_Required work_
Lines that contain the string "page" are to be copied; leave out all others.

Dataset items
__________

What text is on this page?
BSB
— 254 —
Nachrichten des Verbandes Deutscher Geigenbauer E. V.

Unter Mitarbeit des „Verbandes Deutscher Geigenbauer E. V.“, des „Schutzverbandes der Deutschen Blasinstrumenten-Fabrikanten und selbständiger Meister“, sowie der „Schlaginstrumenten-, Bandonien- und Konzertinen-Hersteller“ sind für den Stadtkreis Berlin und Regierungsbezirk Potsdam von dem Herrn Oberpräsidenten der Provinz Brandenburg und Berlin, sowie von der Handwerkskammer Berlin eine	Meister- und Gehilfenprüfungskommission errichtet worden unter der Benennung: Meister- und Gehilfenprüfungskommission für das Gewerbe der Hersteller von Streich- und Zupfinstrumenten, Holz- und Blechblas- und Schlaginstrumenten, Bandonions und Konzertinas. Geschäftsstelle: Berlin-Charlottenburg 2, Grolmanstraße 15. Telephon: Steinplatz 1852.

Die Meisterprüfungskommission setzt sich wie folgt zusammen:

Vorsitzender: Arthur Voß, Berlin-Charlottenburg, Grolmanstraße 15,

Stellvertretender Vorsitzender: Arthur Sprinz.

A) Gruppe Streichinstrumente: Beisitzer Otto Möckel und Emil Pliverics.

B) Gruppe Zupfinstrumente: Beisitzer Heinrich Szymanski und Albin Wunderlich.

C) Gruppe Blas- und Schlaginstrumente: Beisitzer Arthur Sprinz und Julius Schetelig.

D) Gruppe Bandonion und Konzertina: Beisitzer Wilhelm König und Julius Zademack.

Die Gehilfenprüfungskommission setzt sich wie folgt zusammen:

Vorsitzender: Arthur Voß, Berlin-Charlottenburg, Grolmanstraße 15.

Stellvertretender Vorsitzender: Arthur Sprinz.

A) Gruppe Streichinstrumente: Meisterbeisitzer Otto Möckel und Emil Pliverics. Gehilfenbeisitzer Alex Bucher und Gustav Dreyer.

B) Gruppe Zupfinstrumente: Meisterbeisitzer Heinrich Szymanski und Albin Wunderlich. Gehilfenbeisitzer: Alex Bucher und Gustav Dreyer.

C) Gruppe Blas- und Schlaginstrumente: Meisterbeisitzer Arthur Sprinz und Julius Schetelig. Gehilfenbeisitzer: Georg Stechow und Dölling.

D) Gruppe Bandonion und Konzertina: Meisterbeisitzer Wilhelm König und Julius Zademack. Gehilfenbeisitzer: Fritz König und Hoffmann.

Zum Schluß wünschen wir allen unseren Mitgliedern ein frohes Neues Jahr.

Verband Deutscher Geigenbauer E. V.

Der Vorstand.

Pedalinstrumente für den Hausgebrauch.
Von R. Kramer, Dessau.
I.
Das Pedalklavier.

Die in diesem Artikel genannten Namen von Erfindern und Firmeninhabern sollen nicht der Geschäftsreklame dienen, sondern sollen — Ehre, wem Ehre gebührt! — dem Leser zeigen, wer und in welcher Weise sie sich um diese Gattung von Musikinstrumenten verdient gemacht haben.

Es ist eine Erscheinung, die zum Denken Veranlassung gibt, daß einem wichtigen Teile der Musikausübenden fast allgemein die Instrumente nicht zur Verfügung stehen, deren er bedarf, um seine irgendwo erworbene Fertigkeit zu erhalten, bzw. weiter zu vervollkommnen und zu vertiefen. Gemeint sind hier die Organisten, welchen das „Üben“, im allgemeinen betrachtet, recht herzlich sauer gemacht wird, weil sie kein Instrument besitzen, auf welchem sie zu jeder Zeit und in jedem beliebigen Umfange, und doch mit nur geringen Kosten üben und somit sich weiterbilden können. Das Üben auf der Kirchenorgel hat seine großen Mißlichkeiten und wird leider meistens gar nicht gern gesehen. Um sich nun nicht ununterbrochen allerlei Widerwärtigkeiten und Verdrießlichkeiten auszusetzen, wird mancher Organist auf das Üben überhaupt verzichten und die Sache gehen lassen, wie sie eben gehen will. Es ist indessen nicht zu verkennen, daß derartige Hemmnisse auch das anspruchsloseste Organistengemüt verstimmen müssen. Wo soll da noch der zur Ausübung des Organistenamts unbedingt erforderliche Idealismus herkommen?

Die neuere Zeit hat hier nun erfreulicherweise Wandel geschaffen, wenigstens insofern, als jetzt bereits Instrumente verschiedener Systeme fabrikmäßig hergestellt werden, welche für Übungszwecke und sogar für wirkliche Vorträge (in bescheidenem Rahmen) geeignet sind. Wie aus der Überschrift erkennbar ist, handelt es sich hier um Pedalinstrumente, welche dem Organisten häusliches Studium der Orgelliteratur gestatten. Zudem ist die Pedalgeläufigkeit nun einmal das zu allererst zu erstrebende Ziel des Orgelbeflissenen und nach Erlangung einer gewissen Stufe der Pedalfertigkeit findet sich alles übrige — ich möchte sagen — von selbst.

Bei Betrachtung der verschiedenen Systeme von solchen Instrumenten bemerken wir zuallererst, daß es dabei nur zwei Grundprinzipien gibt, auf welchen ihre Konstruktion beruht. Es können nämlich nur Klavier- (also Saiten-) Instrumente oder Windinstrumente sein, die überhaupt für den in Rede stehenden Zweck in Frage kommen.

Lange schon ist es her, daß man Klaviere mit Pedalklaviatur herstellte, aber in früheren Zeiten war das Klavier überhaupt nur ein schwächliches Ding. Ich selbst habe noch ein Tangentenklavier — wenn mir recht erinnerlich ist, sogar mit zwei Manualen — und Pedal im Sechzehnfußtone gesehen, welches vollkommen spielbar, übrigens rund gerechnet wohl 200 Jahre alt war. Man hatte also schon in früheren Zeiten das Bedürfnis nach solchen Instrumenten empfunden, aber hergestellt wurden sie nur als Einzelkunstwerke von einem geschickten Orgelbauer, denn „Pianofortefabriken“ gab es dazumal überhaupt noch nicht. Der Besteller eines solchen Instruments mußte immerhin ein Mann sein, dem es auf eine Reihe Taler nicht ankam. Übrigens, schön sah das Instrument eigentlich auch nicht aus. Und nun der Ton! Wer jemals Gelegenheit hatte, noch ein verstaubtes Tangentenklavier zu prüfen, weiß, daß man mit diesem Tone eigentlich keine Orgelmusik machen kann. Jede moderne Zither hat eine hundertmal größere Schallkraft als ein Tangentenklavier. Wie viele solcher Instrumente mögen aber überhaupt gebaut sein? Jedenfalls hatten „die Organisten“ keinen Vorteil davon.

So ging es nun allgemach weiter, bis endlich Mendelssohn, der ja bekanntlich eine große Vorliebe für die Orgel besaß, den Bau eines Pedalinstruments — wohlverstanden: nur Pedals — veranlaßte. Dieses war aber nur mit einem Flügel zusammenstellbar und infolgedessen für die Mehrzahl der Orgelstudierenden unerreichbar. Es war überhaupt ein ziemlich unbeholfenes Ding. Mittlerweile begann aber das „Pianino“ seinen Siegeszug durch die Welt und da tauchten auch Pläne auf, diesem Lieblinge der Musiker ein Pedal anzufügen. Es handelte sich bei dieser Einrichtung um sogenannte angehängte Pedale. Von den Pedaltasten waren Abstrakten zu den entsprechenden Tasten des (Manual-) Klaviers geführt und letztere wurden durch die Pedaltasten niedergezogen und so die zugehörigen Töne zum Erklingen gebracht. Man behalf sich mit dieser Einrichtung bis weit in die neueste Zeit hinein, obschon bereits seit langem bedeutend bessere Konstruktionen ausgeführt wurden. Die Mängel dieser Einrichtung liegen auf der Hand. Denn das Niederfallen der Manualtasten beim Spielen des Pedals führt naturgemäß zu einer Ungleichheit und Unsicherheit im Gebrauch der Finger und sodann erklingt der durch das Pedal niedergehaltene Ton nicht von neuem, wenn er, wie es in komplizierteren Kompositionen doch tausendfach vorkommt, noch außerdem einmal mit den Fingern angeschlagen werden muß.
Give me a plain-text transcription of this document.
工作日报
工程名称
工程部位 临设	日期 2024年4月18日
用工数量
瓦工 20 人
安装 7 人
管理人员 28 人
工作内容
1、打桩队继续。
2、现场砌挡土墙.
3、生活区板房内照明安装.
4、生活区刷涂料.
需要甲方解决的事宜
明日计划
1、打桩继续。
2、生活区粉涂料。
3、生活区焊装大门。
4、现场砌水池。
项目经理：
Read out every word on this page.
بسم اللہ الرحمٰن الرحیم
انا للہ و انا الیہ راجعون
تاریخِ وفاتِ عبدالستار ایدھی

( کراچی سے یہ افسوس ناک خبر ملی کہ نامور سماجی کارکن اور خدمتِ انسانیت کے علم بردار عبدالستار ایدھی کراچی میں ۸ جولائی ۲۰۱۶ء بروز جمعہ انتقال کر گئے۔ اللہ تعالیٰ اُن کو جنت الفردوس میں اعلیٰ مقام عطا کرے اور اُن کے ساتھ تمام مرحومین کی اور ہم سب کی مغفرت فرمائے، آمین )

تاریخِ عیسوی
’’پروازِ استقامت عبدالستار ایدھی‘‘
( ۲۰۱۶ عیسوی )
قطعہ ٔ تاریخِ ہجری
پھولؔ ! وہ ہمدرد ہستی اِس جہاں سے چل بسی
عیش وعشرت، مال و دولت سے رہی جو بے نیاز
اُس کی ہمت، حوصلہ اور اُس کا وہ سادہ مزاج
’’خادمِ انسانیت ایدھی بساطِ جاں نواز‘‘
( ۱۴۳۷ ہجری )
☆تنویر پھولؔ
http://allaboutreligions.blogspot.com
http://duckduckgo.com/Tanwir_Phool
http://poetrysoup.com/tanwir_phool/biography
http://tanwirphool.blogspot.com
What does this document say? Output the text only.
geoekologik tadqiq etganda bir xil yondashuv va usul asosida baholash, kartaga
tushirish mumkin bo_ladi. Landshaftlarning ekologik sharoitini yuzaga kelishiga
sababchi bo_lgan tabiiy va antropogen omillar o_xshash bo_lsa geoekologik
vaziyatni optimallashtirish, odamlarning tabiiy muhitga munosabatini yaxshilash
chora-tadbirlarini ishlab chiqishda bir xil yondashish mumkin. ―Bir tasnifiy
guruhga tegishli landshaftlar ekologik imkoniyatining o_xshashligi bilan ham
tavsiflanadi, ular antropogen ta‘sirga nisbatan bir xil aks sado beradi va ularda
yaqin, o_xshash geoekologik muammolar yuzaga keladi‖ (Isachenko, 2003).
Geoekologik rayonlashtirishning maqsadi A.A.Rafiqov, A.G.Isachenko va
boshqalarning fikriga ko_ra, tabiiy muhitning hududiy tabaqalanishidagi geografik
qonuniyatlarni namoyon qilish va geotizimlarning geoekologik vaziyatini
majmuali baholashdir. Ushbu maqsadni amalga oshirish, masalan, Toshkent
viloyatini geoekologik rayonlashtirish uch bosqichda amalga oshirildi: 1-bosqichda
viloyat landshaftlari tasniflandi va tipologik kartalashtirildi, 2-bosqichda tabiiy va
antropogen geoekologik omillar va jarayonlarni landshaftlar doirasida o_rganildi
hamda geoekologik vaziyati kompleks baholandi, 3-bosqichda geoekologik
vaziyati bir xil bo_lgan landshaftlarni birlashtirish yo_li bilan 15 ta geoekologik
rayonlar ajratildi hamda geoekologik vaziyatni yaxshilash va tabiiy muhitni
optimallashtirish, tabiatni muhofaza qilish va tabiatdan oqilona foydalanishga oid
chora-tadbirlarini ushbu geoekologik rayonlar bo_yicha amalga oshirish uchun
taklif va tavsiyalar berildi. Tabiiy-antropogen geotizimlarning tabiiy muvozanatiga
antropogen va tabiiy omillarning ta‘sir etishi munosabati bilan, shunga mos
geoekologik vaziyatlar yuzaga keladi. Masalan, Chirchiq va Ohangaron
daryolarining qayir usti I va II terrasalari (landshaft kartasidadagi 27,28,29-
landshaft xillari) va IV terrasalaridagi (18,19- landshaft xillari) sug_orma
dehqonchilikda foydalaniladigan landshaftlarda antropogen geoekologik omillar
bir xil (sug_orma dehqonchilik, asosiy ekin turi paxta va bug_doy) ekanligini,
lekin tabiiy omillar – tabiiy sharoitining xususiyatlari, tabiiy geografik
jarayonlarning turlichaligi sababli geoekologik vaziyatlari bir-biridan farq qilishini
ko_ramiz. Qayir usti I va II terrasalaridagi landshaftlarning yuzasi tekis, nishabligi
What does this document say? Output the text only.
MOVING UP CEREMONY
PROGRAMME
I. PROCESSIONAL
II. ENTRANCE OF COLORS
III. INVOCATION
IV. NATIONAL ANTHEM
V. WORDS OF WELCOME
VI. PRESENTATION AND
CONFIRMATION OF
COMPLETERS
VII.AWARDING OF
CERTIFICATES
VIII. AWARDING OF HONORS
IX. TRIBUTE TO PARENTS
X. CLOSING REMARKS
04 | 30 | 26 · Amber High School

__________

_The solution_
What text is on this page?
Read out every word on this page.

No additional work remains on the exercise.